Figure collection entries:
## START

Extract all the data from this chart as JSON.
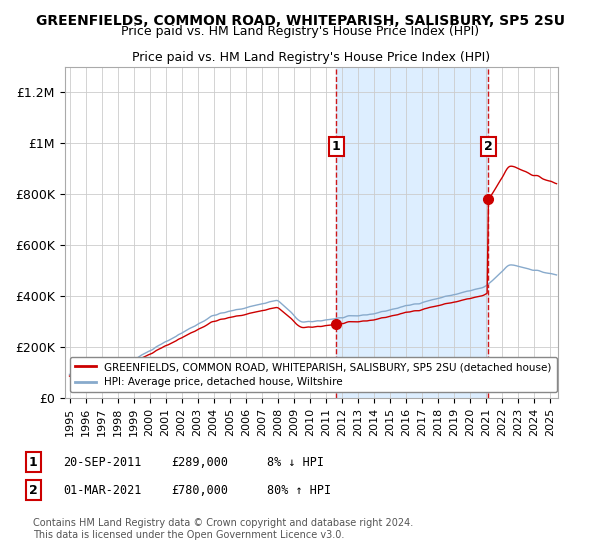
{
  "title": "GREENFIELDS, COMMON ROAD, WHITEPARISH, SALISBURY, SP5 2SU",
  "subtitle": "Price paid vs. HM Land Registry's House Price Index (HPI)",
  "ylabel_ticks": [
    "£0",
    "£200K",
    "£400K",
    "£600K",
    "£800K",
    "£1M",
    "£1.2M"
  ],
  "ylabel_values": [
    0,
    200000,
    400000,
    600000,
    800000,
    1000000,
    1200000
  ],
  "ylim": [
    0,
    1300000
  ],
  "xlim_start": 1994.7,
  "xlim_end": 2025.5,
  "sale1_year": 2011,
  "sale1_month": 9,
  "sale1_y": 289000,
  "sale2_year": 2021,
  "sale2_month": 3,
  "sale2_y": 780000,
  "line_color_property": "#cc0000",
  "line_color_hpi": "#88aacc",
  "shade_color": "#ddeeff",
  "legend_label_property": "GREENFIELDS, COMMON ROAD, WHITEPARISH, SALISBURY, SP5 2SU (detached house)",
  "legend_label_hpi": "HPI: Average price, detached house, Wiltshire",
  "footer": "Contains HM Land Registry data © Crown copyright and database right 2024.\nThis data is licensed under the Open Government Licence v3.0.",
  "background_color": "#ffffff",
  "grid_color": "#cccccc"
}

## END

_TO BE DONE_:
Omit any images, then output the listing exactly.

_RESPONSE TO THE EXERCISE_:
Extract all the data from this chart as JSON.
{
  "title": "GREENFIELDS, COMMON ROAD, WHITEPARISH, SALISBURY, SP5 2SU",
  "subtitle": "Price paid vs. HM Land Registry's House Price Index (HPI)",
  "ylabel_ticks": [
    "£0",
    "£200K",
    "£400K",
    "£600K",
    "£800K",
    "£1M",
    "£1.2M"
  ],
  "ylabel_values": [
    0,
    200000,
    400000,
    600000,
    800000,
    1000000,
    1200000
  ],
  "ylim": [
    0,
    1300000
  ],
  "xlim_start": 1994.7,
  "xlim_end": 2025.5,
  "sale1_year": 2011,
  "sale1_month": 9,
  "sale1_y": 289000,
  "sale2_year": 2021,
  "sale2_month": 3,
  "sale2_y": 780000,
  "line_color_property": "#cc0000",
  "line_color_hpi": "#88aacc",
  "shade_color": "#ddeeff",
  "legend_label_property": "GREENFIELDS, COMMON ROAD, WHITEPARISH, SALISBURY, SP5 2SU (detached house)",
  "legend_label_hpi": "HPI: Average price, detached house, Wiltshire",
  "footer": "Contains HM Land Registry data © Crown copyright and database right 2024.\nThis data is licensed under the Open Government Licence v3.0.",
  "background_color": "#ffffff",
  "grid_color": "#cccccc"
}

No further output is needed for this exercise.